## DATASET EXTRACT
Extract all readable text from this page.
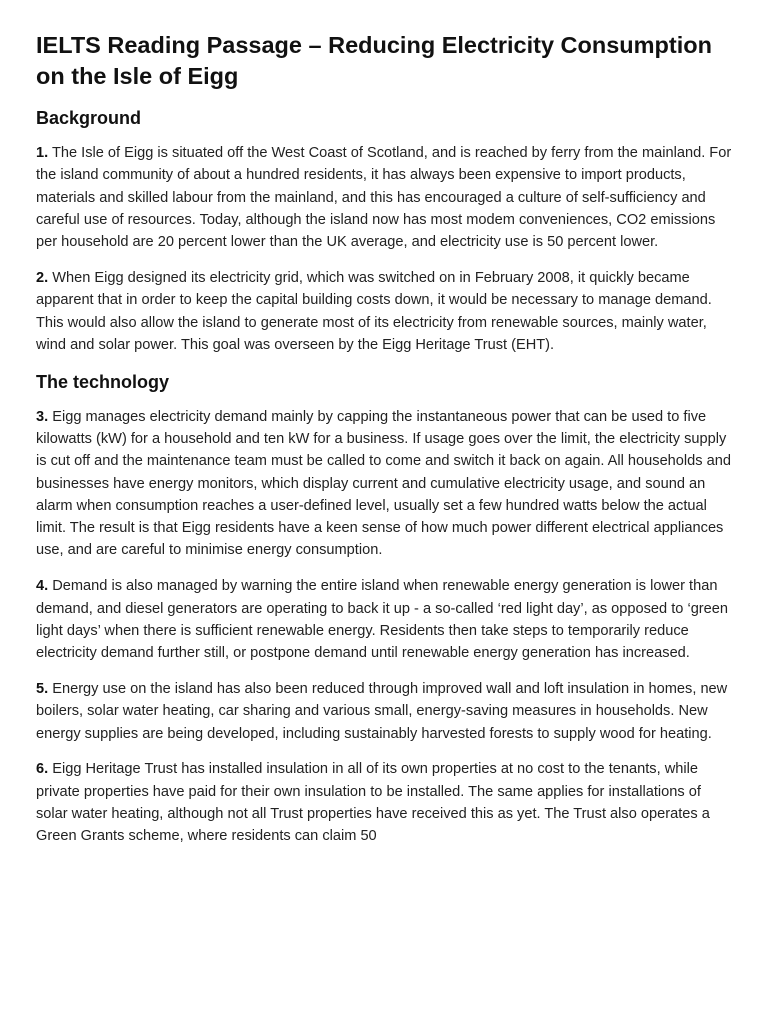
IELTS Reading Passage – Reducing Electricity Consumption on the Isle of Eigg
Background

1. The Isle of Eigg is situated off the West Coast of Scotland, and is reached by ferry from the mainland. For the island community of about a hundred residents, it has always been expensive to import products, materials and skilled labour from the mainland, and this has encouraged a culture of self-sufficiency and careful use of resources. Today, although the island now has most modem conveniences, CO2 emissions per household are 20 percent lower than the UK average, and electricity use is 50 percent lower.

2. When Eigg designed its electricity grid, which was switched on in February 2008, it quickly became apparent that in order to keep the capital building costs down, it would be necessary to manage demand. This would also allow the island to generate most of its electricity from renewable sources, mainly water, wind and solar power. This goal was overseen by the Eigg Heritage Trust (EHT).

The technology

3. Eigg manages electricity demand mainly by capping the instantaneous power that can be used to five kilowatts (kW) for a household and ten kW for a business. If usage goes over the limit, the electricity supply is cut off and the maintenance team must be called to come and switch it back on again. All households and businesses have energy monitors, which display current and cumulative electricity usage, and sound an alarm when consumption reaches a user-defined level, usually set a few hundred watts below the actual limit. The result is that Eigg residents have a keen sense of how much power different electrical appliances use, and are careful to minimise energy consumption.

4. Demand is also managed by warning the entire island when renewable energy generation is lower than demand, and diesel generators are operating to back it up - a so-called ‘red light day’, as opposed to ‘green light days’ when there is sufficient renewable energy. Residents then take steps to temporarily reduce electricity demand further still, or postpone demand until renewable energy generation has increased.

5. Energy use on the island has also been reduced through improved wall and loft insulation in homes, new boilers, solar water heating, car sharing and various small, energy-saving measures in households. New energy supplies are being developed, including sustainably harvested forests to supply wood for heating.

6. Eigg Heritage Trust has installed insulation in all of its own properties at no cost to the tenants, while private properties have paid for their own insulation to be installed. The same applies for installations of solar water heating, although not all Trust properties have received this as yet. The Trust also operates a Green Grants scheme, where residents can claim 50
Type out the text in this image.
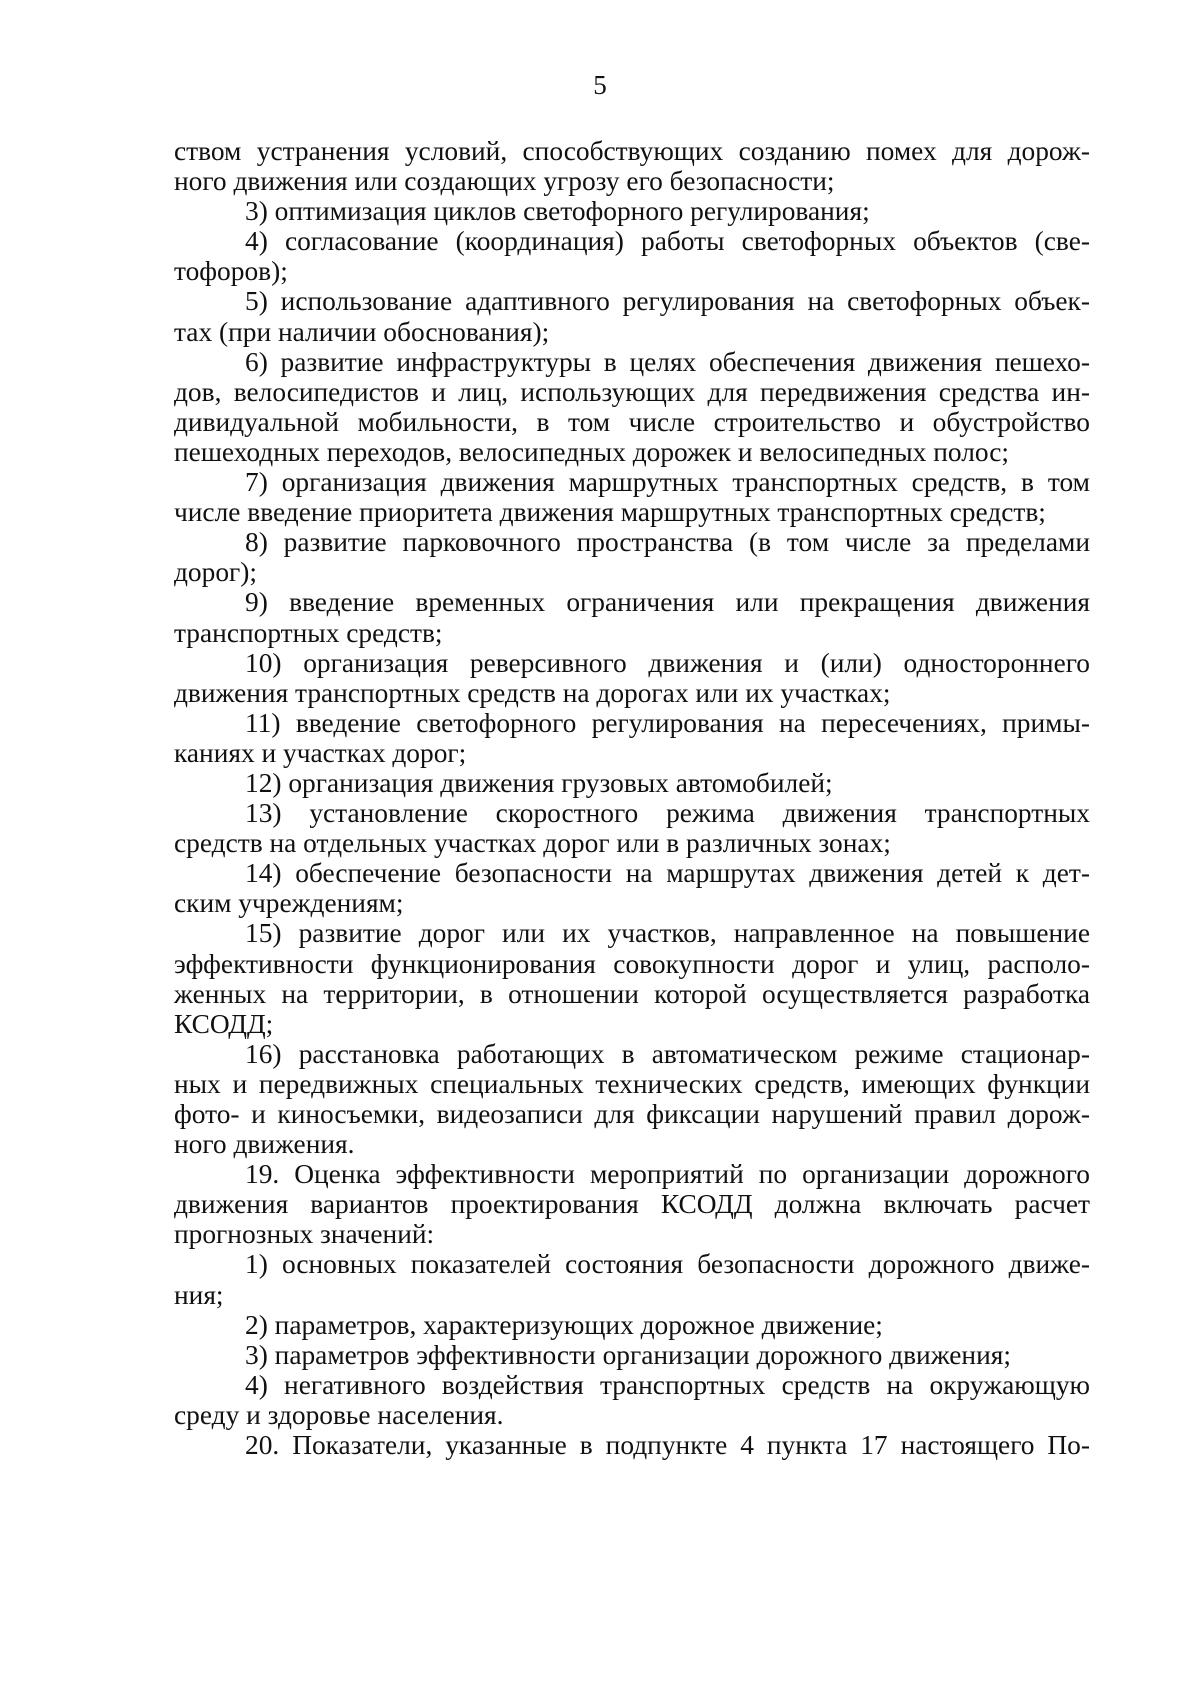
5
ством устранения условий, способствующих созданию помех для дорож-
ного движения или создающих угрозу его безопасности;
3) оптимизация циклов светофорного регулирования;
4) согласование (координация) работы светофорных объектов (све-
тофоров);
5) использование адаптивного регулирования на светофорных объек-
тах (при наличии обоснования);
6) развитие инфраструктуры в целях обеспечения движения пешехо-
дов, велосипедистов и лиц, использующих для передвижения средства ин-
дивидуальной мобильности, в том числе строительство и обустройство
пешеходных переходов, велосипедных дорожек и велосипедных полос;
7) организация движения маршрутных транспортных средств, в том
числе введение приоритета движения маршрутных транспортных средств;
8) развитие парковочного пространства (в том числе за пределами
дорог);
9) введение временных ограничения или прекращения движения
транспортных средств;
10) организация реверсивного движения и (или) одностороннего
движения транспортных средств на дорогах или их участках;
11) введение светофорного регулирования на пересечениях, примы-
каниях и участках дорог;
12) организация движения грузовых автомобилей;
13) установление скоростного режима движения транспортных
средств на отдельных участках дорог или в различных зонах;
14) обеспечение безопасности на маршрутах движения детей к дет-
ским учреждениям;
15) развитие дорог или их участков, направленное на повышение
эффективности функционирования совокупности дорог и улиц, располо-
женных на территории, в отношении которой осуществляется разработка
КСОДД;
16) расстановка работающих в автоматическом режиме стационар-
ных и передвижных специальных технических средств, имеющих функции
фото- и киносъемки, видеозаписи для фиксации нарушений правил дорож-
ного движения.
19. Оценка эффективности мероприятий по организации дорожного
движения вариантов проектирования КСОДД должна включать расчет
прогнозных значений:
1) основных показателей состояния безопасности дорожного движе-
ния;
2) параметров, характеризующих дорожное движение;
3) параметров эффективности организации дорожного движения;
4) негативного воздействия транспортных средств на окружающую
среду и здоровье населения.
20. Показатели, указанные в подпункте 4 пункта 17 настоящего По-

...

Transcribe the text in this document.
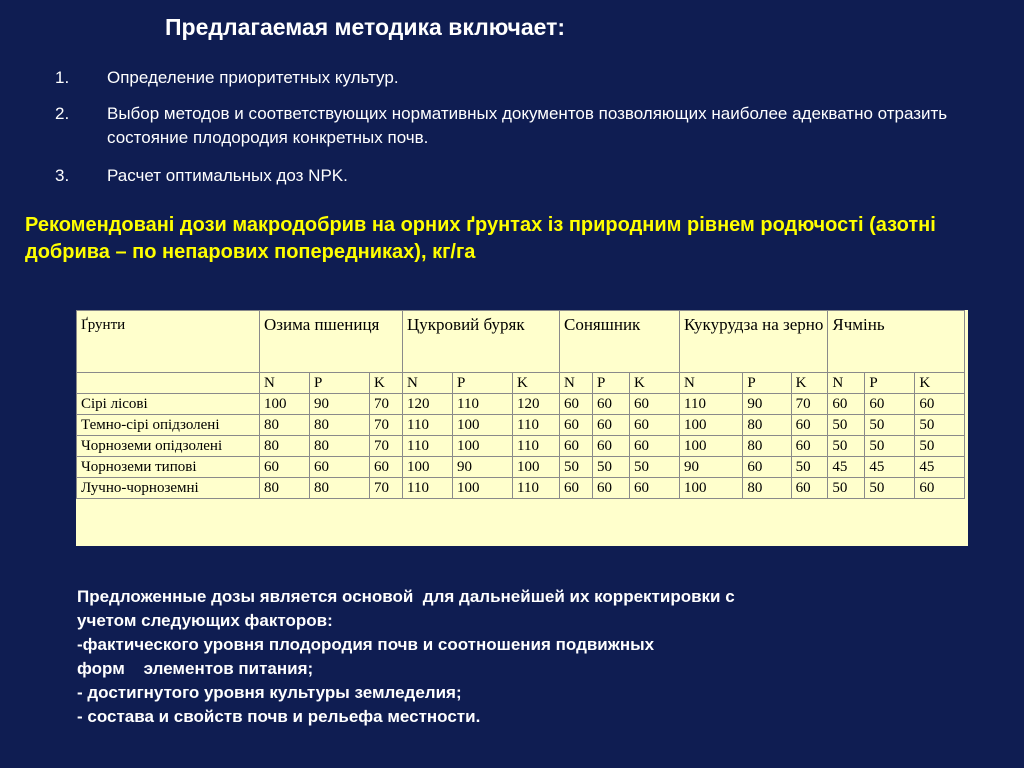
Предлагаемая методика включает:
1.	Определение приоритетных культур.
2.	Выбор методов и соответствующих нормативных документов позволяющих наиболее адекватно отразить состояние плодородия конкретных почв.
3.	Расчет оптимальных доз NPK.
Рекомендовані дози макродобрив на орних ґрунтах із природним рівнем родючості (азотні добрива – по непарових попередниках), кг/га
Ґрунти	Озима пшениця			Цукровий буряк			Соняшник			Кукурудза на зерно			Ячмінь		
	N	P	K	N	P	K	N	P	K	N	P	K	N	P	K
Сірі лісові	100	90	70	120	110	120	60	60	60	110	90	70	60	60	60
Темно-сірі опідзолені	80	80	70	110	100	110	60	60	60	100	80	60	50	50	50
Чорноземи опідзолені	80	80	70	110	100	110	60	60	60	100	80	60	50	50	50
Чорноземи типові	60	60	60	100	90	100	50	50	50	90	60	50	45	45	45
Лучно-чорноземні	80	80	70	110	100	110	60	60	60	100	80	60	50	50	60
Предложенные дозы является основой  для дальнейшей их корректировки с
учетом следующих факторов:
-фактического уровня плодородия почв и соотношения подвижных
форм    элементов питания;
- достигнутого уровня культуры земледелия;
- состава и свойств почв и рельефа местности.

---

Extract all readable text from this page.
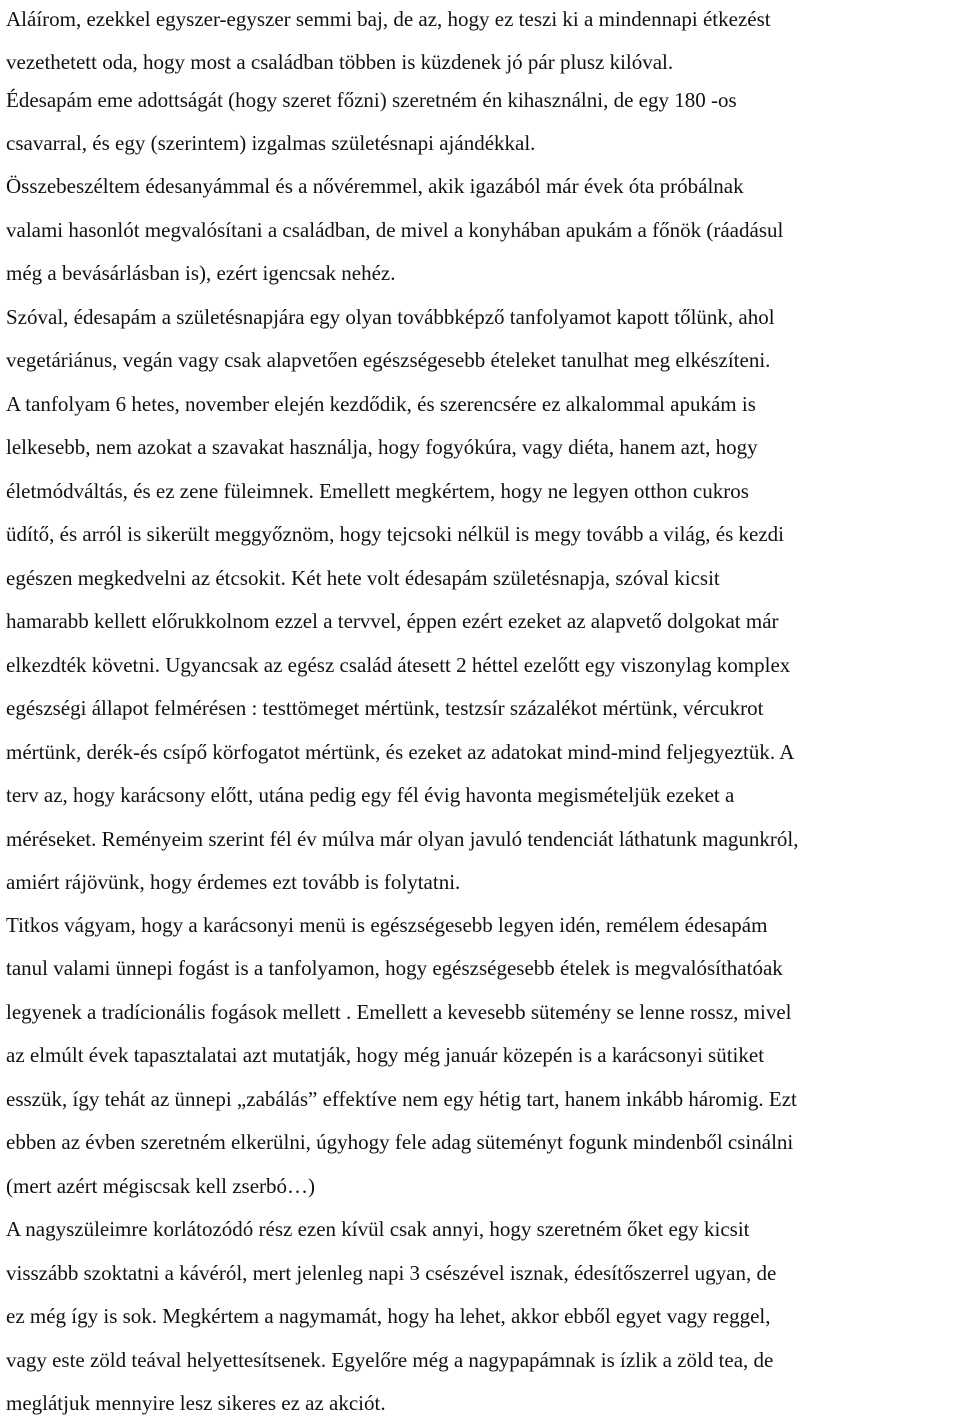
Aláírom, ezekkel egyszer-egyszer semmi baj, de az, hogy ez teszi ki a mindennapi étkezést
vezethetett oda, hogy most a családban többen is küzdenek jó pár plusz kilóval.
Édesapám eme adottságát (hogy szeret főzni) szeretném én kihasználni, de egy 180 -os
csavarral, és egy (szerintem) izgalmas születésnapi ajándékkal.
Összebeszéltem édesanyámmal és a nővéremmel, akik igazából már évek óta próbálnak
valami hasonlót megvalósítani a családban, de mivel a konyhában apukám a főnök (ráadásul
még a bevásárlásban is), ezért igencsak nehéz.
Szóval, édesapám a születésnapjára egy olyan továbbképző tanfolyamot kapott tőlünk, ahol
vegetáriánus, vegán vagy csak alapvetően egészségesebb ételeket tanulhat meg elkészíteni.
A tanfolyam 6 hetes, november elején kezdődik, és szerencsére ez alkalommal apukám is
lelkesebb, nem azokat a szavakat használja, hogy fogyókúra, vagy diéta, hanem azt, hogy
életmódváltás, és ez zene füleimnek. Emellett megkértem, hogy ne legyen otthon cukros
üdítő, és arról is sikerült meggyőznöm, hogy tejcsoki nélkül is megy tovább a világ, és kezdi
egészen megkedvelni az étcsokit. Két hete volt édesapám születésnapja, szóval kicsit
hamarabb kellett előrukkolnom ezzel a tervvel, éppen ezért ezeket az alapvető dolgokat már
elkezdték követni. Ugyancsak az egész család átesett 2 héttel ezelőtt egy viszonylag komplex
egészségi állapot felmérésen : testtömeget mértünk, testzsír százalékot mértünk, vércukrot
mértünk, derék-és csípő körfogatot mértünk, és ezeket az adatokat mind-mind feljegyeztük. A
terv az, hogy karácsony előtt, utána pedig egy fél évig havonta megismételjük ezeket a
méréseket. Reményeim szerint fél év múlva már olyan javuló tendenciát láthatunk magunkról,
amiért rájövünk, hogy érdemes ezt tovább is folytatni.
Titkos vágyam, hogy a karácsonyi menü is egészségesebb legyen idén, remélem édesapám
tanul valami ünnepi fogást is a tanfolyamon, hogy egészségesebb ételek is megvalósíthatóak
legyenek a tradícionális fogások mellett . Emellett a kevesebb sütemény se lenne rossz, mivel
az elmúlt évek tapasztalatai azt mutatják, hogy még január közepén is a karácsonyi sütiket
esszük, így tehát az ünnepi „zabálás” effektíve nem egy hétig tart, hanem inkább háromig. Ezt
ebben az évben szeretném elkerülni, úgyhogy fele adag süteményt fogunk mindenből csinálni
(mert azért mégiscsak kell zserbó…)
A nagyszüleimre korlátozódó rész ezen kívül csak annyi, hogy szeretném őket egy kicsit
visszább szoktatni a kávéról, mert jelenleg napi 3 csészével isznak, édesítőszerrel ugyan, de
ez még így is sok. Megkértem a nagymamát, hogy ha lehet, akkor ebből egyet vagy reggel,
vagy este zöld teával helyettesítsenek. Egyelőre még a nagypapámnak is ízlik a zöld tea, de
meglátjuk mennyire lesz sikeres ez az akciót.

## WHAT YOU WILL DO
Pull out all lines containing the word "параметров" from the entries above.

## TASK ANSWER
2) параметров, характеризующих дорожное движение;
3) параметров эффективности организации дорожного движения;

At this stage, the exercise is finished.